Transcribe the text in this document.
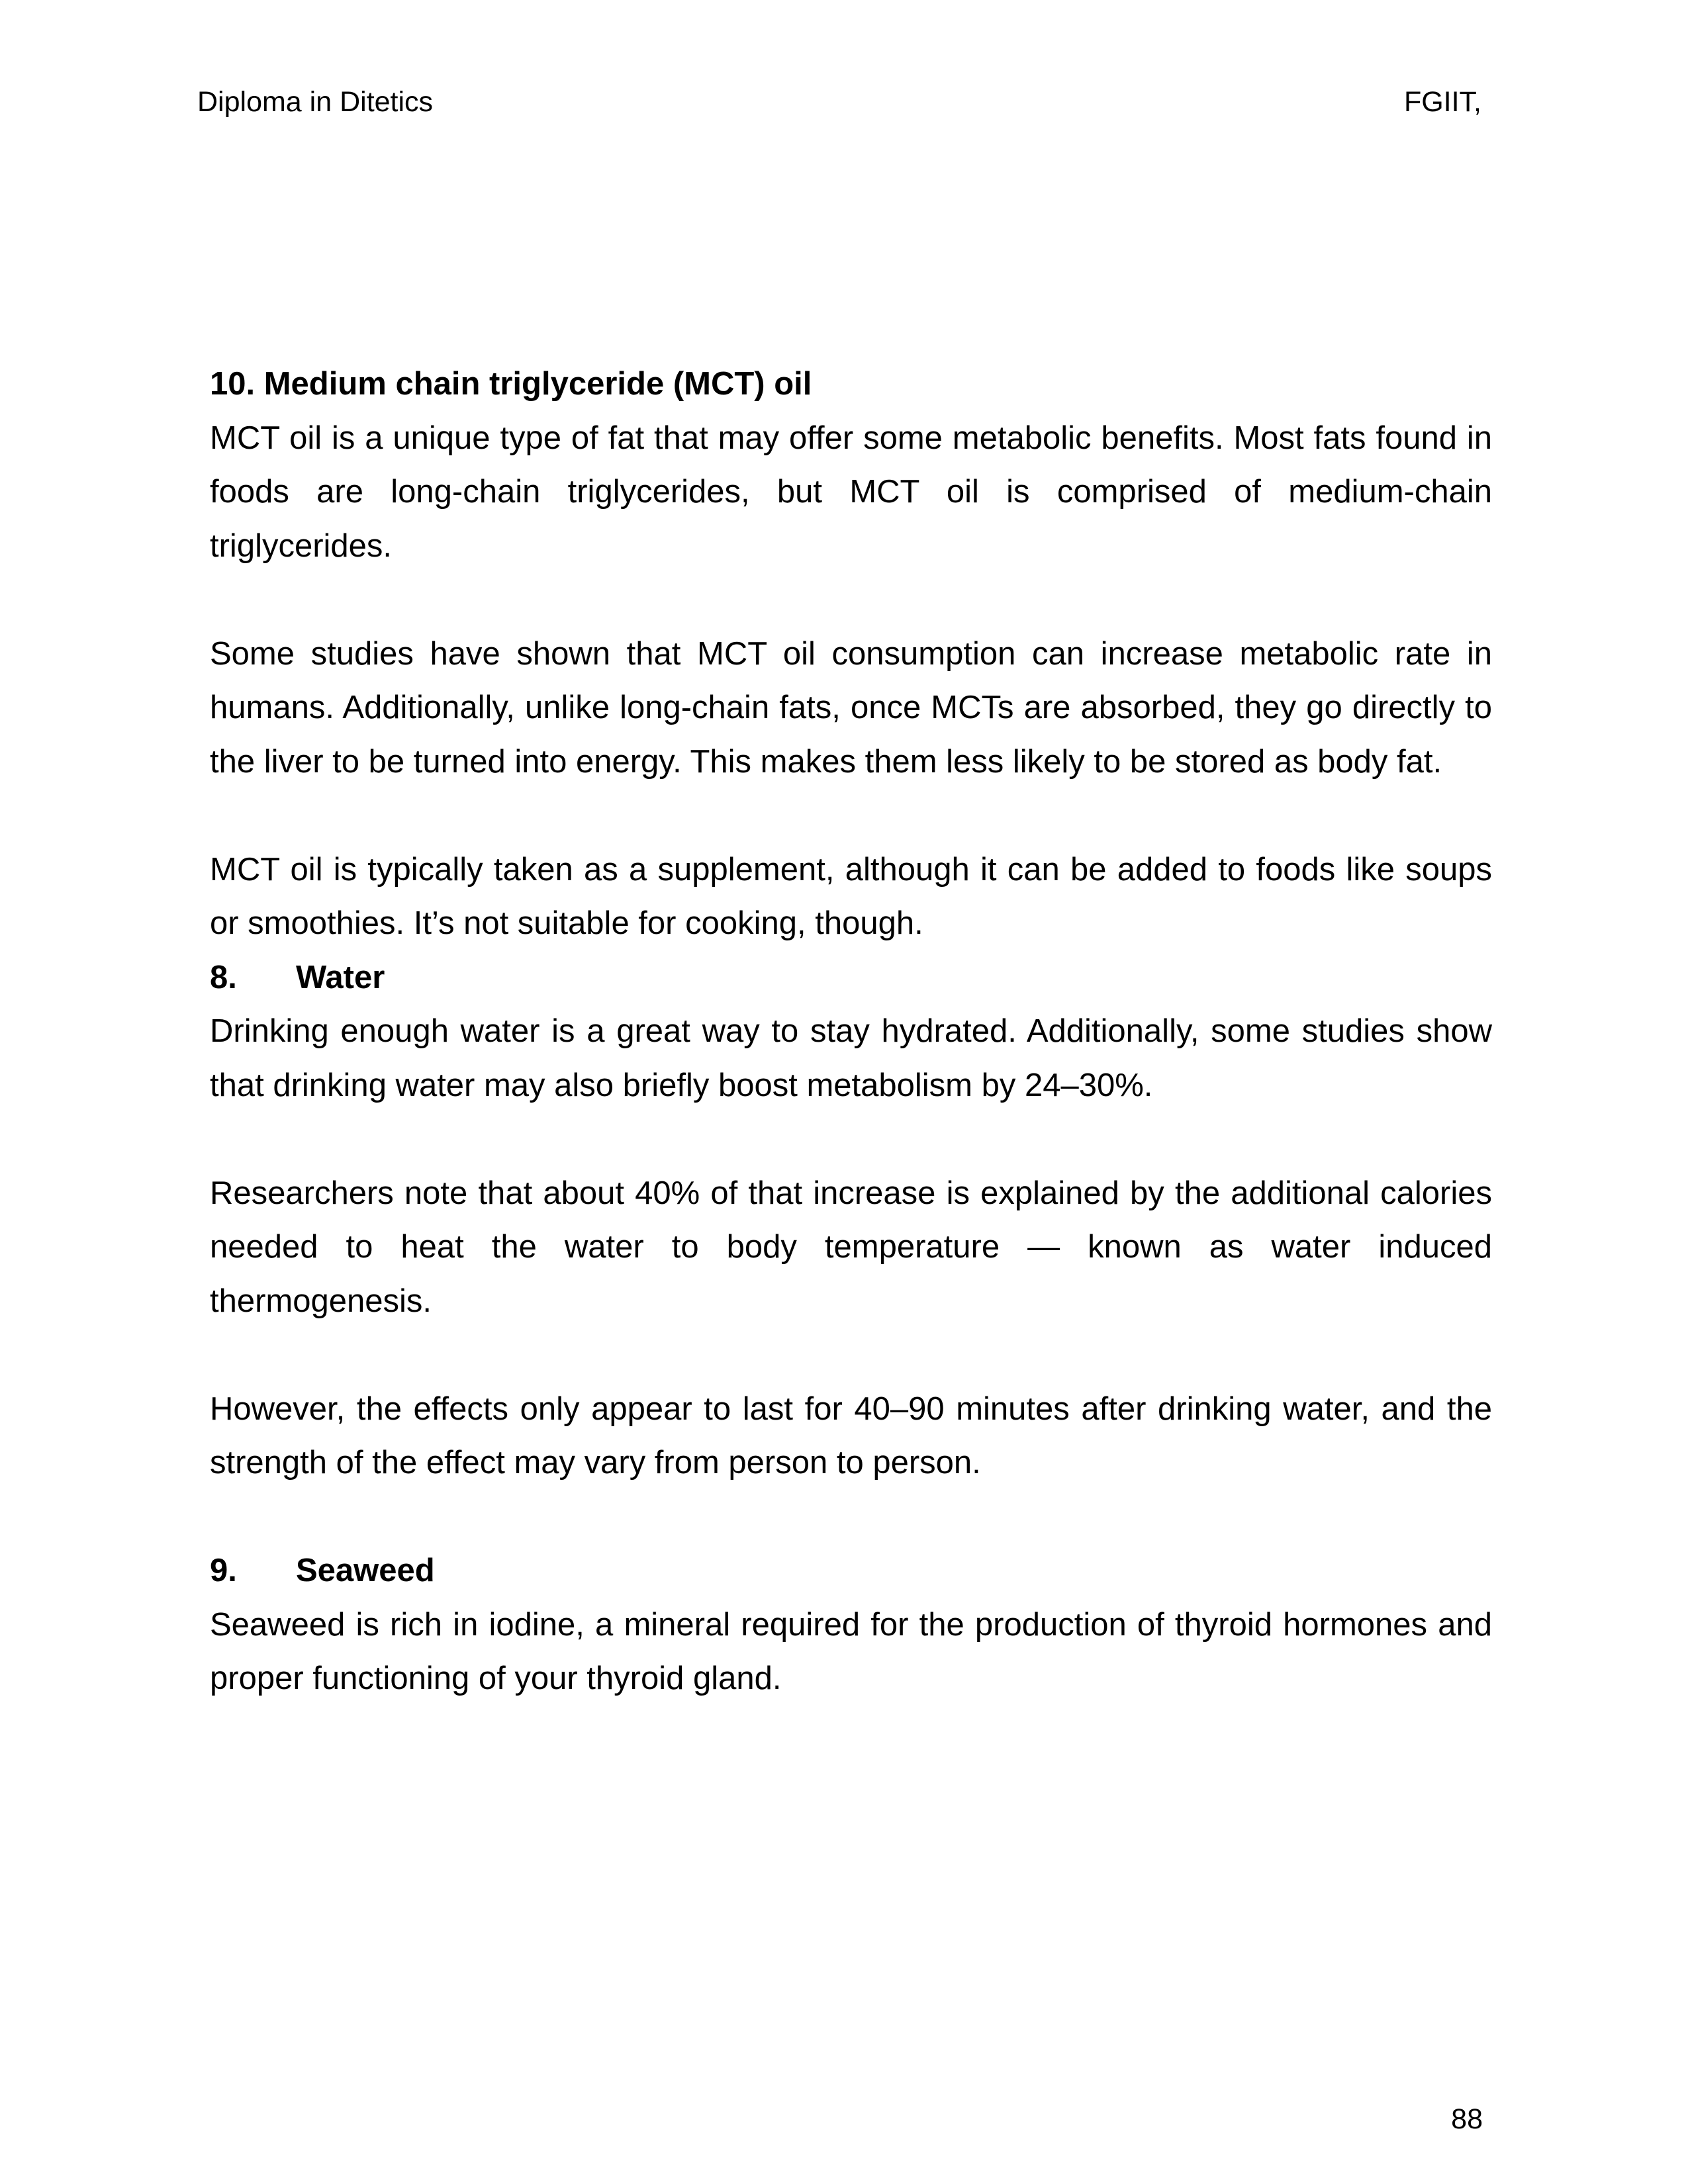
Diploma in Ditetics	FGIIT,
10. Medium chain triglyceride (MCT) oil

MCT oil is a unique type of fat that may offer some metabolic benefits. Most fats found in foods are long-chain triglycerides, but MCT oil is comprised of medium-chain triglycerides.

Some studies have shown that MCT oil consumption can increase metabolic rate in humans. Additionally, unlike long-chain fats, once MCTs are absorbed, they go directly to the liver to be turned into energy. This makes them less likely to be stored as body fat.

MCT oil is typically taken as a supplement, although it can be added to foods like soups or smoothies. It’s not suitable for cooking, though.

8. Water

Drinking enough water is a great way to stay hydrated. Additionally, some studies show that drinking water may also briefly boost metabolism by 24–30%.

Researchers note that about 40% of that increase is explained by the additional calories needed to heat the water to body temperature — known as water induced thermogenesis.

However, the effects only appear to last for 40–90 minutes after drinking water, and the strength of the effect may vary from person to person.

9. Seaweed

Seaweed is rich in iodine, a mineral required for the production of thyroid hormones and proper functioning of your thyroid gland.

88
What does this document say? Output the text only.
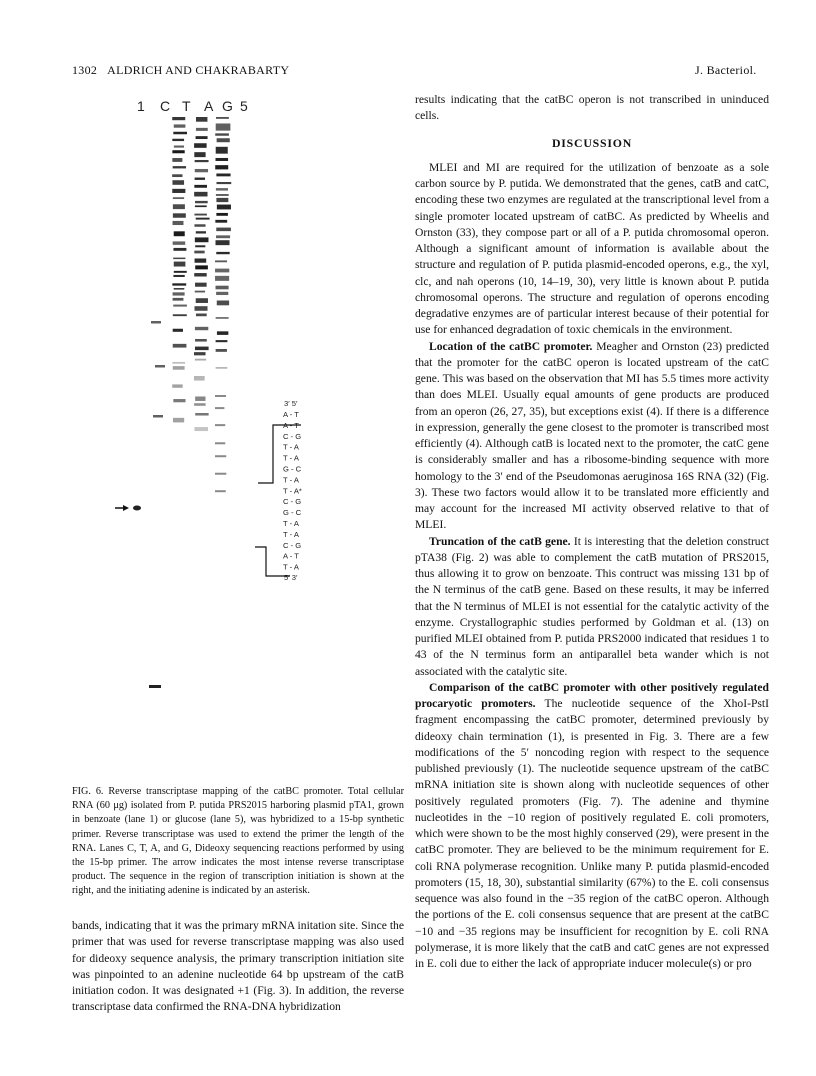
1302 ALDRICH AND CHAKRABARTY	J. Bacteriol.
1 C T A G 5
3′ 5′
A - T
A - T
C - G
T - A
T - A
G - C
T - A
T - A*
C - G
G - C
T - A
T - A
C - G
A - T
T - A
5′ 3′
FIG. 6. Reverse transcriptase mapping of the catBC promoter. Total cellular RNA (60 μg) isolated from P. putida PRS2015 harboring plasmid pTA1, grown in benzoate (lane 1) or glucose (lane 5), was hybridized to a 15-bp synthetic primer. Reverse transcriptase was used to extend the primer the length of the RNA. Lanes C, T, A, and G, Dideoxy sequencing reactions performed by using the 15-bp primer. The arrow indicates the most intense reverse transcriptase product. The sequence in the region of transcription initiation is shown at the right, and the initiating adenine is indicated by an asterisk.

bands, indicating that it was the primary mRNA initation site. Since the primer that was used for reverse transcriptase mapping was also used for dideoxy sequence analysis, the primary transcription initiation site was pinpointed to an adenine nucleotide 64 bp upstream of the catB initiation codon. It was designated +1 (Fig. 3). In addition, the reverse transcriptase data confirmed the RNA-DNA hybridization

results indicating that the catBC operon is not transcribed in uninduced cells.

DISCUSSION

MLEI and MI are required for the utilization of benzoate as a sole carbon source by P. putida. We demonstrated that the genes, catB and catC, encoding these two enzymes are regulated at the transcriptional level from a single promoter located upstream of catBC. As predicted by Wheelis and Ornston (33), they compose part or all of a P. putida chromosomal operon. Although a significant amount of information is available about the structure and regulation of P. putida plasmid-encoded operons, e.g., the xyl, clc, and nah operons (10, 14–19, 30), very little is known about P. putida chromosomal operons. The structure and regulation of operons encoding degradative enzymes are of particular interest because of their potential for use for enhanced degradation of toxic chemicals in the environment.

Location of the catBC promoter. Meagher and Ornston (23) predicted that the promoter for the catBC operon is located upstream of the catC gene. This was based on the observation that MI has 5.5 times more activity than does MLEI. Usually equal amounts of gene products are produced from an operon (26, 27, 35), but exceptions exist (4). If there is a difference in expression, generally the gene closest to the promoter is transcribed most efficiently (4). Although catB is located next to the promoter, the catC gene is considerably smaller and has a ribosome-binding sequence with more homology to the 3′ end of the Pseudomonas aeruginosa 16S RNA (32) (Fig. 3). These two factors would allow it to be translated more efficiently and may account for the increased MI activity observed relative to that of MLEI.

Truncation of the catB gene. It is interesting that the deletion construct pTA38 (Fig. 2) was able to complement the catB mutation of PRS2015, thus allowing it to grow on benzoate. This contruct was missing 131 bp of the N terminus of the catB gene. Based on these results, it may be inferred that the N terminus of MLEI is not essential for the catalytic activity of the enzyme. Crystallographic studies performed by Goldman et al. (13) on purified MLEI obtained from P. putida PRS2000 indicated that residues 1 to 43 of the N terminus form an antiparallel beta wander which is not associated with the catalytic site.

Comparison of the catBC promoter with other positively regulated procaryotic promoters. The nucleotide sequence of the XhoI-PstI fragment encompassing the catBC promoter, determined previously by dideoxy chain termination (1), is presented in Fig. 3. There are a few modifications of the 5′ noncoding region with respect to the sequence published previously (1). The nucleotide sequence upstream of the catBC mRNA initiation site is shown along with nucleotide sequences of other positively regulated promoters (Fig. 7). The adenine and thymine nucleotides in the −10 region of positively regulated E. coli promoters, which were shown to be the most highly conserved (29), were present in the catBC promoter. They are believed to be the minimum requirement for E. coli RNA polymerase recognition. Unlike many P. putida plasmid-encoded promoters (15, 18, 30), substantial similarity (67%) to the E. coli consensus sequence was also found in the −35 region of the catBC operon. Although the portions of the E. coli consensus sequence that are present at the catBC −10 and −35 regions may be insufficient for recognition by E. coli RNA polymerase, it is more likely that the catB and catC genes are not expressed in E. coli due to either the lack of appropriate inducer molecule(s) or pro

========================================

Exercise objective
If an entry holds an image, omit that image and print the remainder exactly as it stands.

Response for this exercise
Transcribe the text in this document.
Diploma in Ditetics	FGIIT,
10. Medium chain triglyceride (MCT) oil

MCT oil is a unique type of fat that may offer some metabolic benefits. Most fats found in foods are long-chain triglycerides, but MCT oil is comprised of medium-chain triglycerides.

Some studies have shown that MCT oil consumption can increase metabolic rate in humans. Additionally, unlike long-chain fats, once MCTs are absorbed, they go directly to the liver to be turned into energy. This makes them less likely to be stored as body fat.

MCT oil is typically taken as a supplement, although it can be added to foods like soups or smoothies. It’s not suitable for cooking, though.

8. Water

Drinking enough water is a great way to stay hydrated. Additionally, some studies show that drinking water may also briefly boost metabolism by 24–30%.

Researchers note that about 40% of that increase is explained by the additional calories needed to heat the water to body temperature — known as water induced thermogenesis.

However, the effects only appear to last for 40–90 minutes after drinking water, and the strength of the effect may vary from person to person.

9. Seaweed

Seaweed is rich in iodine, a mineral required for the production of thyroid hormones and proper functioning of your thyroid gland.

88
What does this document say? Output the text only.
1302 ALDRICH AND CHAKRABARTY	J. Bacteriol.
1 C T A G 5
3′ 5′
A - T
A - T
C - G
T - A
T - A
G - C
T - A
T - A*
C - G
G - C
T - A
T - A
C - G
A - T
T - A
5′ 3′
FIG. 6. Reverse transcriptase mapping of the catBC promoter. Total cellular RNA (60 μg) isolated from P. putida PRS2015 harboring plasmid pTA1, grown in benzoate (lane 1) or glucose (lane 5), was hybridized to a 15-bp synthetic primer. Reverse transcriptase was used to extend the primer the length of the RNA. Lanes C, T, A, and G, Dideoxy sequencing reactions performed by using the 15-bp primer. The arrow indicates the most intense reverse transcriptase product. The sequence in the region of transcription initiation is shown at the right, and the initiating adenine is indicated by an asterisk.

bands, indicating that it was the primary mRNA initation site. Since the primer that was used for reverse transcriptase mapping was also used for dideoxy sequence analysis, the primary transcription initiation site was pinpointed to an adenine nucleotide 64 bp upstream of the catB initiation codon. It was designated +1 (Fig. 3). In addition, the reverse transcriptase data confirmed the RNA-DNA hybridization

results indicating that the catBC operon is not transcribed in uninduced cells.

DISCUSSION

MLEI and MI are required for the utilization of benzoate as a sole carbon source by P. putida. We demonstrated that the genes, catB and catC, encoding these two enzymes are regulated at the transcriptional level from a single promoter located upstream of catBC. As predicted by Wheelis and Ornston (33), they compose part or all of a P. putida chromosomal operon. Although a significant amount of information is available about the structure and regulation of P. putida plasmid-encoded operons, e.g., the xyl, clc, and nah operons (10, 14–19, 30), very little is known about P. putida chromosomal operons. The structure and regulation of operons encoding degradative enzymes are of particular interest because of their potential for use for enhanced degradation of toxic chemicals in the environment.

Location of the catBC promoter. Meagher and Ornston (23) predicted that the promoter for the catBC operon is located upstream of the catC gene. This was based on the observation that MI has 5.5 times more activity than does MLEI. Usually equal amounts of gene products are produced from an operon (26, 27, 35), but exceptions exist (4). If there is a difference in expression, generally the gene closest to the promoter is transcribed most efficiently (4). Although catB is located next to the promoter, the catC gene is considerably smaller and has a ribosome-binding sequence with more homology to the 3′ end of the Pseudomonas aeruginosa 16S RNA (32) (Fig. 3). These two factors would allow it to be translated more efficiently and may account for the increased MI activity observed relative to that of MLEI.

Truncation of the catB gene. It is interesting that the deletion construct pTA38 (Fig. 2) was able to complement the catB mutation of PRS2015, thus allowing it to grow on benzoate. This contruct was missing 131 bp of the N terminus of the catB gene. Based on these results, it may be inferred that the N terminus of MLEI is not essential for the catalytic activity of the enzyme. Crystallographic studies performed by Goldman et al. (13) on purified MLEI obtained from P. putida PRS2000 indicated that residues 1 to 43 of the N terminus form an antiparallel beta wander which is not associated with the catalytic site.

Comparison of the catBC promoter with other positively regulated procaryotic promoters. The nucleotide sequence of the XhoI-PstI fragment encompassing the catBC promoter, determined previously by dideoxy chain termination (1), is presented in Fig. 3. There are a few modifications of the 5′ noncoding region with respect to the sequence published previously (1). The nucleotide sequence upstream of the catBC mRNA initiation site is shown along with nucleotide sequences of other positively regulated promoters (Fig. 7). The adenine and thymine nucleotides in the −10 region of positively regulated E. coli promoters, which were shown to be the most highly conserved (29), were present in the catBC promoter. They are believed to be the minimum requirement for E. coli RNA polymerase recognition. Unlike many P. putida plasmid-encoded promoters (15, 18, 30), substantial similarity (67%) to the E. coli consensus sequence was also found in the −35 region of the catBC operon. Although the portions of the E. coli consensus sequence that are present at the catBC −10 and −35 regions may be insufficient for recognition by E. coli RNA polymerase, it is more likely that the catB and catC genes are not expressed in E. coli due to either the lack of appropriate inducer molecule(s) or pro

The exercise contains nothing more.